▶ [Task instructions]
1 – Retype the part of the records that opens with the line containing "255, 583, 265]" and closes with the line containing "279, 584, 289]", copying those lines as they appear.
2 – Write what comes next in the Wan I2V modular diffusers post, picking up after its last line.

▶ [Selected extract]
■ ■ ■ ■ ■
[modular diffusers] Wan I2V/FLF2V #11997

a-r-r-o-w · 2025-07-27T21:59:05Z

repos:

code (i2v):

import numpy as np
import torch
from diffusers import AutoGuidance, SkipLayerGuidance, ClassifierFreeGuidance, SmoothedEnergyGuidance, SmoothedEnergyGuidanceConfig, AdaptiveProjectedGuidance, PerturbedAttentionGuidance, ClassifierFreeZeroStarGuidance, TangentialClassifierFreeGuidance, LayerSkipConfig
from diffusers.modular_pipelines import SequentialPipelineBlocks, ComponentSpec, ComponentsManager
from diffusers.modular_pipelines.wan import IMAGE2VIDEO_BLOCKS
from diffusers.utils.logging import set_verbosity_debug
from diffusers.utils import export_to_video, load_image

set_verbosity_debug()

model_id = "Wan-AI/Wan2.1-I2V-14B-480P-Diffusers"

blocks = SequentialPipelineBlocks.from_blocks_dict(IMAGE2VIDEO_BLOCKS)

pipeline = blocks.init_pipeline()
■ ■ ■ ■ ■
▶ [Input records]
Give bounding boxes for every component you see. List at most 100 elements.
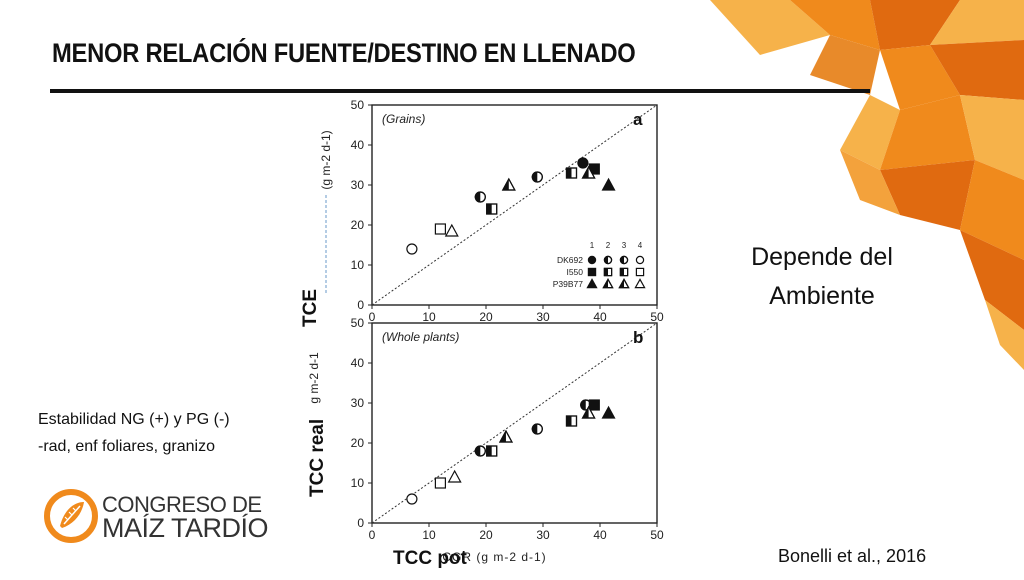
legend-row-label: DK692	[557, 255, 583, 265]
marker-body	[434, 477, 446, 489]
x-tick-label: 40	[593, 310, 607, 324]
marker-body	[587, 255, 597, 265]
data-point-triangle	[498, 429, 513, 443]
slide-title: MENOR RELACIÓN FUENTE/DESTINO EN LLENADO	[52, 38, 636, 68]
legend-row-label: P39B77	[553, 279, 584, 289]
marker-outline	[531, 423, 543, 435]
one-to-one-line	[371, 104, 658, 306]
legend-column-header: 4	[638, 241, 643, 250]
x-tick-label: 30	[536, 528, 550, 542]
marker-body	[634, 278, 646, 289]
marker-body	[635, 267, 645, 277]
data-point-triangle	[581, 165, 596, 179]
data-point-circle	[406, 493, 418, 505]
note-line-1: Estabilidad NG (+) y PG (-)	[38, 411, 230, 428]
data-point-square	[434, 477, 446, 489]
y-tick-label: 20	[351, 436, 365, 450]
data-point-circle	[406, 243, 418, 255]
marker-half-fill	[475, 446, 481, 456]
logo-text-line-2: MAÍZ TARDÍO	[102, 513, 269, 543]
x-axis-label: CGR (g m-2 d-1)	[442, 550, 546, 564]
data-point-triangle	[601, 177, 616, 191]
marker-outline	[603, 267, 613, 277]
marker-half-fill	[475, 192, 481, 202]
marker-outline	[531, 171, 543, 183]
data-point-triangle	[601, 405, 616, 419]
x-tick-label: 20	[479, 528, 493, 542]
marker-half-fill	[532, 424, 538, 434]
marker-outline	[581, 405, 596, 419]
depende-callout: Depende del Ambiente	[722, 238, 922, 316]
plot-frame	[371, 104, 658, 306]
panel-letter: b	[633, 328, 643, 347]
marker-half-fill	[566, 168, 572, 178]
note-line-2: -rad, enf foliares, granizo	[38, 438, 215, 455]
data-point-circle	[531, 423, 543, 435]
marker-outline	[618, 278, 630, 289]
x-tick-label: 10	[422, 310, 436, 324]
legend-marker	[635, 255, 645, 265]
y-tick-label: 0	[357, 516, 364, 530]
y-tick-label: 50	[351, 316, 365, 330]
marker-half-fill	[604, 268, 608, 276]
legend-column-header: 3	[622, 241, 627, 250]
data-point-triangle	[581, 405, 596, 419]
marker-outline	[619, 255, 629, 265]
legend-marker	[587, 255, 597, 265]
marker-body	[406, 493, 418, 505]
legend-marker	[635, 267, 645, 277]
panel-annotation: (Grains)	[382, 112, 425, 126]
panel-a: 00 10 10 20 20 30 30 40 40 50 50 (Grains) a (g m-2 d-…	[319, 98, 664, 324]
marker-body	[601, 405, 616, 419]
marker-outline	[474, 445, 486, 457]
y-axis-label: (g m-2 d-1)	[319, 130, 333, 189]
y-tick-label: 40	[351, 138, 365, 152]
panel-letter: a	[633, 110, 643, 129]
marker-outline	[565, 415, 578, 427]
x-tick-label: 20	[479, 310, 493, 324]
marker-outline	[501, 177, 516, 191]
depende-line-1: Depende del	[751, 243, 893, 271]
data-point-square	[434, 223, 446, 235]
y-tick-label: 40	[351, 356, 365, 370]
data-point-circle	[531, 171, 543, 183]
x-tick-label: 40	[593, 528, 607, 542]
y-tick-label: 0	[357, 298, 364, 312]
data-point-square	[486, 203, 498, 215]
tcc-real-axis-label: TCC real	[307, 419, 328, 497]
y-tick-label: 10	[351, 258, 365, 272]
plot-frame	[371, 322, 658, 524]
marker-body	[601, 177, 616, 191]
legend-marker	[603, 267, 613, 277]
marker-half-fill	[620, 268, 624, 276]
y-tick-label: 20	[351, 218, 365, 232]
marker-half-fill	[486, 204, 492, 214]
x-tick-label: 50	[650, 310, 664, 324]
marker-outline	[486, 203, 498, 215]
tce-axis-label: TCE	[300, 289, 321, 327]
marker-half-fill	[566, 416, 572, 426]
citation: Bonelli et al., 2016	[778, 546, 927, 566]
panel-annotation: (Whole plants)	[382, 330, 459, 344]
x-tick-label: 50	[650, 528, 664, 542]
y-tick-label: 50	[351, 98, 365, 112]
marker-body	[587, 267, 597, 277]
marker-outline	[581, 165, 596, 179]
marker-body	[588, 399, 600, 411]
data-point-triangle	[447, 469, 462, 483]
scatter-figure: TCE TCC real 0010102020303040405050(Grai…	[300, 98, 664, 564]
marker-body	[577, 157, 589, 169]
title-underline	[50, 89, 870, 93]
data-point-triangle	[501, 177, 516, 191]
legend-marker	[586, 278, 598, 289]
congreso-logo-icon	[44, 489, 98, 543]
one-to-one-line	[371, 322, 658, 524]
legend-marker	[587, 267, 597, 277]
x-tick-label: 30	[536, 310, 550, 324]
legend-marker	[619, 255, 629, 265]
x-tick-label: 10	[422, 528, 436, 542]
x-tick-label: 0	[369, 310, 376, 324]
marker-body	[434, 223, 446, 235]
marker-outline	[619, 267, 629, 277]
■ ■ ■ ■ ■
▶ [Answers to the tasks]
1 –
legend-row-label: DK692	[557, 255, 583, 265]
marker-body	[434, 477, 446, 489]
x-tick-label: 40	[593, 310, 607, 324]
marker-body	[587, 255, 597, 265]
data-point-triangle	[498, 429, 513, 443]
slide-title: MENOR RELACIÓN FUENTE/DESTINO EN LLENADO	[52, 38, 636, 68]
legend-row-label: P39B77	[553, 279, 584, 289]

2 –
pipeline.load_components(["text_encoder"], repo=model_id, subfolder="text_encoder", torch_dtype=torch.bfloat16)
pipeline.load_components(["tokenizer"], repo=model_id, subfolder="tokenizer")
pipeline.load_components(["scheduler"], repo=model_id, subfolder="scheduler")
pipeline.load_components(["transformer"], repo=model_id, subfolder="transformer", torch_dtype=torch.bfloat16)
pipeline.load_components(["vae"], repo=model_id, subfolder="vae", torch_dtype=torch.float32)
pipeline.load_components(["image_encoder"], repo=model_id, subfolder="image_encoder", torch_dtype=torch.float32)
pipeline.load_components(["image_processor"], repo=model_id, subfolder="image_processor")
pipeline.to("cuda")

image = load_image(
    "https://huggingface.co/datasets/huggingface/documentation-images/resolve/main/diffusers/astronaut.jpg"
)
max_area = 480 * 832
aspect_ratio = image.height / image.width
height = round(np.sqrt(max_area * aspect_ratio)) // 16 * 16
width = round(np.sqrt(max_area / aspect_ratio)) // 16 * 16
image = image.resize((width, height))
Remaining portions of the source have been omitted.